--- Text excerpt ---
## BEGIN
PI-Pico-W---Plant-moisture-monitor

PI Pico W using MQTT and a capacitative Soil Moisture sensor to daily check on a plants need for watering

Introduction

This project monitors the moisture levels of the soil a (house) plant using a PI Pico W, a Capacitive Soil Moisture Sensor and MQTT.

Important - this is not a completed project - all being developed currently

Background

This project exposes the following area's of learnings:

*) Hardware - Raspberry Pi Pico W which has WiFi to enable sending regular measurements. Use its build-in temperature measure sensor. And how to store data (measurements) as persistent data such that it is kept when the power is disconnected for a short while. The way to minimise power usage, an Adafruit TPL5110 Low Power Timer Breakout is used. Note: in case it is not battery operated, the timer breakout will not be required. *) Capacitive soil Sensor to sense the level of moist in the plant pot *) Thonny IDE (Interactive Development Environment) on my laptop to deploy the software onto the PI Pico *) MicroPython language and libraries *) MQTT messaging (PubSub - Publish the measurements onto a public - free - hub such that I can subscribe to it with my laptop, a phone app or a homekit device using homebridge) *) JSON(Javascript Object Notation) - instead of defining own format, use existing JSON format for MQTT messaging. *) Homebridge - Subscribe to MQTT Hub to read sensor data and view status on Apple HOME

Functionality

The key functionality is:

*) Calibrate the sensor - a button is added to the sensor and also a multi colour LED. When the button is pressed, the calibration starts and the sensor then will take the maximum and minimum measures for the duration the button is pressed, and will use that as 0% and 100%. During this calibration, the sensor needs to be put into a grass of water and be outside of the soil fully dry. If the delta is large enough, the LED will be green, if the measurement doesn't show enough difference in value's the sensor isn't activated and the led will remain red. Multiple moisture sensors (max 3) can be connected and once connected, they only get activated after a successful calibration. *) Manual measure - a button is added to the Pi Pico enclosure to start the Pico and will do an additional ad-hoc measure. A multi color led is added to each sensor which flashes green when it starts and turns green when wifi is connected. If there is a problem with wifi or with the connection to the MQTT broker, it will turn red. *) Resent measures and their dates&times. So keep measurements for a month. https://electrocredible.com/rpi-pico-save-data-permanently-flash-micropython/ *) Select alert levels per plant (this is the 'knowledge'. formula's and will require pot size, type of earth, type of plant, size of the plant, temperature, light levels etc) *) Analyse: (1) Given too much water (can be determined from historical usage and type of plant) (2) Plant is in need of watering (3) Date/time water was given (when the moisture level goes up, it means it was watered). *) versions - each message will include a software version and a hardware version. This is for future use in case the product evolves, and can make the device backwards compatible. *) Use homebridge - access plat information on homekit *) plantfood - a button and day counter when plantfood was provided

Messages

The messages that will be sent are:

All messages have (1) date (2) time (3) which source/sensor it comes from Battery low Plant moisture level (0 - dry 1 - Low 2 - Medium 3 - High) or percentage? Message - date/time/temp/percentage moisture/Problem. Example: 20240118/13:20/+06/100/0 In this example, the measurement was taken on 18 Jan 2024 at 20 min past 1 in the afternoon. The temperature was +6 degrees Celsius and moisture level was 100 percent. The sensor concludes a 0, which means all ok. (4 is warning, 5 battery low, 8 is dry, 9 is too wet for too long). Hardware & Wiring

Raspberry Pi Pico W

Raspberry-Pi-Pico-W-Pinout_1

Capacitive Soil Moisture Sensor

The soil moisture sensor (https://www.dfrobot.com/product-1385.html) measures soil mositure levels by capacitive sensing rather than resistive sensing like other sensors on the market. It is made of corrosion resistant material which gives it an excellent service life. Insert it in to the soil around the plant. This module includes an on-board voltage regulator which gives it an operating voltage range of 3.3 ~ 5.5V. It is perfect for low-voltage MCUs, both 3.3V and 5V. For compatibility with a Raspberry Pi it will need the PI Pico ADC converter.
## END
--- Directives ---
[A] According to the plant moisture monitor description, what component is used to minimize power usage?
[B] Extend the plant moisture monitor description, picking up after its final sentence.

--- Material ---
## BEGIN
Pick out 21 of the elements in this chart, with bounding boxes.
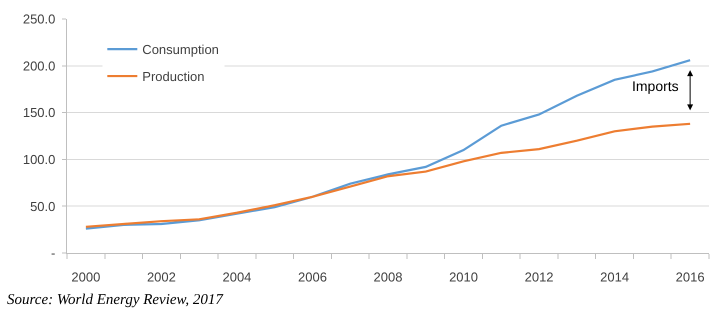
## END
--- Exercise answers ---
[A] An Adafruit TPL5110 Low Power Timer Breakout.

[B]
To be experimented- when you create a sillicone cast, you can fill the top with epoxy to make the sensor waterproof

(https://www.dfrobot.com/product-1385.html) Capacitive Soil Moisture Sensor (https://www.dfrobot.com/product-1385.html) Specification Operating Voltage: 3.3 ~ 5.5 VDC Output Voltage: 0 ~ 3.0VDC Operating Current: 5mA Interface: PH2.0-3P Dimensions: 3.86 x 0.905 inches (L x W) Weight: 15g

image

Power breaker

Adafruit

Wiring

IMG_1072

Schottky diode battery connection

As mentioned in the Pico datasheet section 4.6 it is possible to connect both usb power and battery power, but you need to add an schottky diode inbetween battery and VSYS.

Tools

Thonny IDE https://thonny.org Libraries used: datetime (micropython) umqtt.simple iPhone IOS App IoT MQTT Panel Setup and Install

1. Preparations

Install Thonny on your laptop and use a usb cable to connect to the Raspberry Pi Pico W. Make sure the cable is a data cable as there are many cables around that are only used for powering / charging battery packs which do not have the data wires in its usb cable. For this project the Raspberry PI Pico W is programmed with the MicroPython language

2. Wiring

See the picture in the wiring section.

Connect the sensor to the Pico Connect the Pico to the laptop and start Thonny Connect a two color led with resistors Connect a button (optional) Connect a three 1.5v battery pack with a Schottky diode 3) Coding

1. First test the sensor and calibrate

To read the sensor and to determine the percentage of the soil moisture, this example programme reads it and then calibrates.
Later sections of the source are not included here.